◆ **WORK REQUIRED**: Find the word "April" in the material below and gather every line that contains it.

◆ **PROVIDED MATERIAL**:
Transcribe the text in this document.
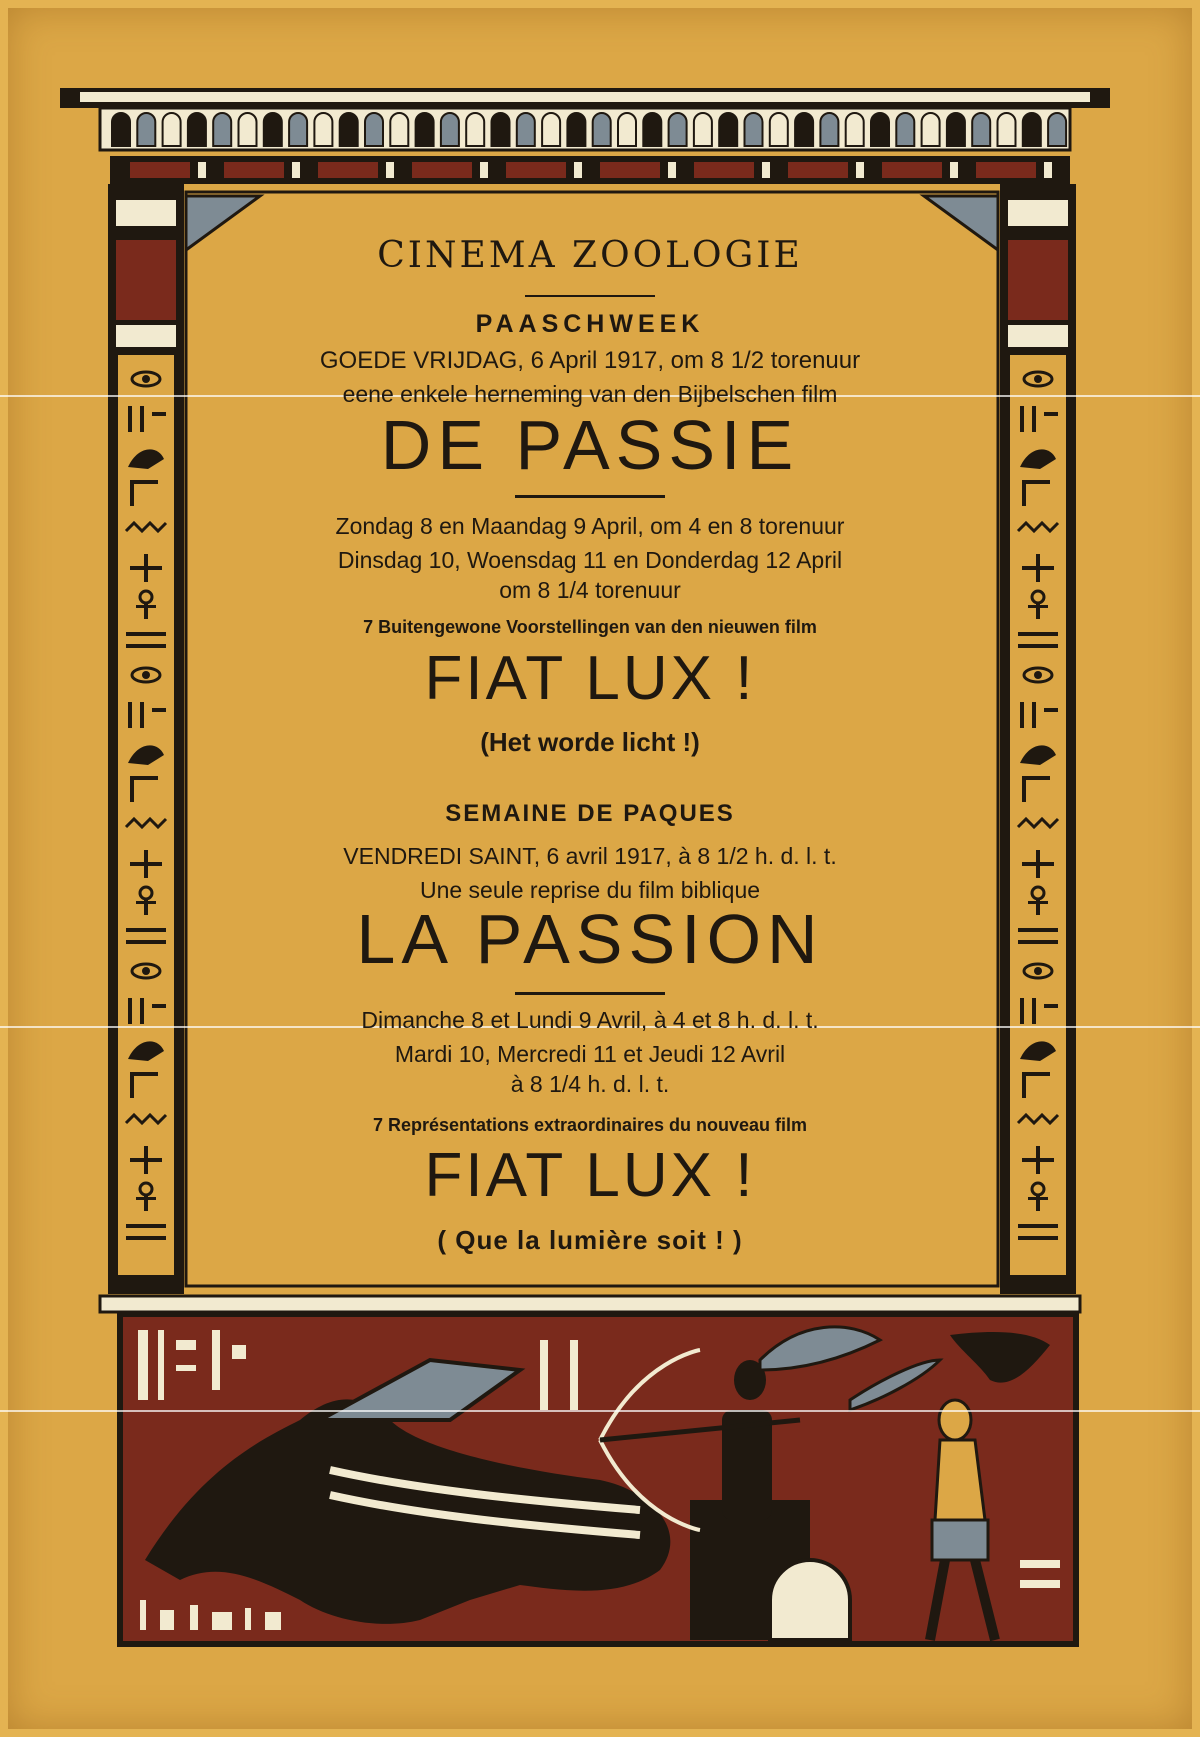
CINEMA ZOOLOGIE
PAASCHWEEK
GOEDE VRIJDAG, 6 April 1917, om 8 1/2 torenuur
eene enkele herneming van den Bijbelschen film
DE PASSIE
Zondag 8 en Maandag 9 April, om 4 en 8 torenuur
Dinsdag 10, Woensdag 11 en Donderdag 12 April
om 8 1/4 torenuur
7 Buitengewone Voorstellingen van den nieuwen film
FIAT LUX !
(Het worde licht !)
SEMAINE DE PAQUES
VENDREDI SAINT, 6 avril 1917, à 8 1/2 h. d. l. t.
Une seule reprise du film biblique
LA PASSION
Dimanche 8 et Lundi 9 Avril, à 4 et 8 h. d. l. t.
Mardi 10, Mercredi 11 et Jeudi 12 Avril
à 8 1/4 h. d. l. t.
7 Représentations extraordinaires du nouveau film
FIAT LUX !
( Que la lumière soit ! )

◆ **TASK SOLUTION**:
GOEDE VRIJDAG, 6 April 1917, om 8 1/2 torenuur
Zondag 8 en Maandag 9 April, om 4 en 8 torenuur
Dinsdag 10, Woensdag 11 en Donderdag 12 April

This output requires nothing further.